**Exercise:** Output solely the number of lines containing the string "values".

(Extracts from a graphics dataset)

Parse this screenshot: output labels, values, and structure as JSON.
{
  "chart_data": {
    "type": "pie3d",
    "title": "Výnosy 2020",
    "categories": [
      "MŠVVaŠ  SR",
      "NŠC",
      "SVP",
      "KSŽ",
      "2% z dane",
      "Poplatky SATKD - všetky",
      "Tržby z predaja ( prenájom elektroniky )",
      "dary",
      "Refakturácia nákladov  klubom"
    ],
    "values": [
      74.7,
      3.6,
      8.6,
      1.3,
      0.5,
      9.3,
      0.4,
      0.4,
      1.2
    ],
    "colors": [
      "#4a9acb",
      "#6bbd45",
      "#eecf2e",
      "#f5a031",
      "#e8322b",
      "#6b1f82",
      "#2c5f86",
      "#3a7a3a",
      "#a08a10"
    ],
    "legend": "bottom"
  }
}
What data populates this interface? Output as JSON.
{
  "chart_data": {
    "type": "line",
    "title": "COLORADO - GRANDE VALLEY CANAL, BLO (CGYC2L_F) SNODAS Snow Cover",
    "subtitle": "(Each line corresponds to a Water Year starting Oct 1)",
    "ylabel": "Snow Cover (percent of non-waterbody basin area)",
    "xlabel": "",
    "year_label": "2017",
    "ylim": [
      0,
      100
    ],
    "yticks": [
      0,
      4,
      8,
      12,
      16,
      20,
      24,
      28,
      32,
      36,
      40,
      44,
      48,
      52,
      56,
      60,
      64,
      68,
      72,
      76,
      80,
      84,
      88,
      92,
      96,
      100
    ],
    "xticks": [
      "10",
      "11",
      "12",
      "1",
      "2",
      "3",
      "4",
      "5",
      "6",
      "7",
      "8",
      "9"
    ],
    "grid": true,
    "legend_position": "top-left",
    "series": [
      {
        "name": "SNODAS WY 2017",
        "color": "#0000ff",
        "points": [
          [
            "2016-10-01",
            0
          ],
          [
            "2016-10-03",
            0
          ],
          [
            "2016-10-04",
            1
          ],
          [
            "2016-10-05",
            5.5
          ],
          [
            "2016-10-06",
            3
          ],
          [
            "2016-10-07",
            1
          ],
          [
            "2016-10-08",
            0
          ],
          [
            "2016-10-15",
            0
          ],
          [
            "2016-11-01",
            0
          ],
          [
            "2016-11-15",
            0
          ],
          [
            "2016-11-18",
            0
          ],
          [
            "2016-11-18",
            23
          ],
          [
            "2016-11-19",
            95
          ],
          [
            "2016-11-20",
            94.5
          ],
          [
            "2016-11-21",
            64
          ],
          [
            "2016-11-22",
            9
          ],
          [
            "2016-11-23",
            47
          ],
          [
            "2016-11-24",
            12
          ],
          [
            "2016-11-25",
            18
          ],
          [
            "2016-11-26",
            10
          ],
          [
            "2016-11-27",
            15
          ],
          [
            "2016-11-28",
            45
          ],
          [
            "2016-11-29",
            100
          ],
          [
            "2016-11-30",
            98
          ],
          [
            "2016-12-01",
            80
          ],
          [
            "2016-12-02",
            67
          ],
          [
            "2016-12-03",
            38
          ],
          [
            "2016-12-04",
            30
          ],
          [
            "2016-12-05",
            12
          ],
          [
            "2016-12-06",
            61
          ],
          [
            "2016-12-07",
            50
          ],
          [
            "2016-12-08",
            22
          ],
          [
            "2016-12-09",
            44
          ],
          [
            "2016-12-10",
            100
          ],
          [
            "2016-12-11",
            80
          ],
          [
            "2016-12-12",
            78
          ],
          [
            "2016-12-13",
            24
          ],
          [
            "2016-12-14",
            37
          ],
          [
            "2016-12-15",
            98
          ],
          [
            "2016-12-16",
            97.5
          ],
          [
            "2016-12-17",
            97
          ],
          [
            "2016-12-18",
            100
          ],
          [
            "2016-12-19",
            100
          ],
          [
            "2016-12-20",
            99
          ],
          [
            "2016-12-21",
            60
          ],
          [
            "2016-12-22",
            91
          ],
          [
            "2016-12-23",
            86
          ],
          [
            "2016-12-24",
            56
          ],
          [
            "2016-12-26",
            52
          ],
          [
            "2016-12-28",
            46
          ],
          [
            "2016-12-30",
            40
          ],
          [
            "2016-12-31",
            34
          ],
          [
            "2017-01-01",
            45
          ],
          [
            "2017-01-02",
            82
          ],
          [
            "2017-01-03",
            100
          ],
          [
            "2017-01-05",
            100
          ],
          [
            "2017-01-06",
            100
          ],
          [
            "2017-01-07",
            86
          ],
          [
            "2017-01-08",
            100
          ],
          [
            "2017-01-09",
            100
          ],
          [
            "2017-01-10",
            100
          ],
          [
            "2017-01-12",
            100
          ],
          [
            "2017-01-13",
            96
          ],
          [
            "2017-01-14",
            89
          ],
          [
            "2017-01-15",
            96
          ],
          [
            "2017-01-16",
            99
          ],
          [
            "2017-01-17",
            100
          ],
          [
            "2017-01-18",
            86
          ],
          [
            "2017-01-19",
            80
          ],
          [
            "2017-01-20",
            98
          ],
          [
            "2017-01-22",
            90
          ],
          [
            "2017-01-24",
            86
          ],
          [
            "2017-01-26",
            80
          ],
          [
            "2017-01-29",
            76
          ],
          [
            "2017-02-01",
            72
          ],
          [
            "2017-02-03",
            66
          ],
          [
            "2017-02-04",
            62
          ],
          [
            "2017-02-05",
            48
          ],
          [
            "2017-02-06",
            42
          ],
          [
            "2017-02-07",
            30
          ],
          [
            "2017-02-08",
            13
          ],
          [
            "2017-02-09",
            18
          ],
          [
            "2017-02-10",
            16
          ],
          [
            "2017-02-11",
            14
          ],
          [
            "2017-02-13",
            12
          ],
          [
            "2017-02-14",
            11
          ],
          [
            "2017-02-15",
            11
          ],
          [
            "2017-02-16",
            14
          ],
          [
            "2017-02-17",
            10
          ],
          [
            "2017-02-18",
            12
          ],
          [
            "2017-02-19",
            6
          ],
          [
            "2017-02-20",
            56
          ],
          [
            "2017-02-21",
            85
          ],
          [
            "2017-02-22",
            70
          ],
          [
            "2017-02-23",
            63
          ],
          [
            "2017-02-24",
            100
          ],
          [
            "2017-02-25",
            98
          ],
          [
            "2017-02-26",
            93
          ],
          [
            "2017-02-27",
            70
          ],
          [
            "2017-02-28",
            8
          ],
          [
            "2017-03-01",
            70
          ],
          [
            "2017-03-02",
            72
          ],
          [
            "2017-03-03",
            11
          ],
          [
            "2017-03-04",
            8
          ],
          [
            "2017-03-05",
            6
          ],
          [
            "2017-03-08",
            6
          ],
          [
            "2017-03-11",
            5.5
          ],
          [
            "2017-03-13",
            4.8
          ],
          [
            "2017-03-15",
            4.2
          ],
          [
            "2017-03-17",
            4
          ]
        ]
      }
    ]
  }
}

**Solution to this exercise:** 2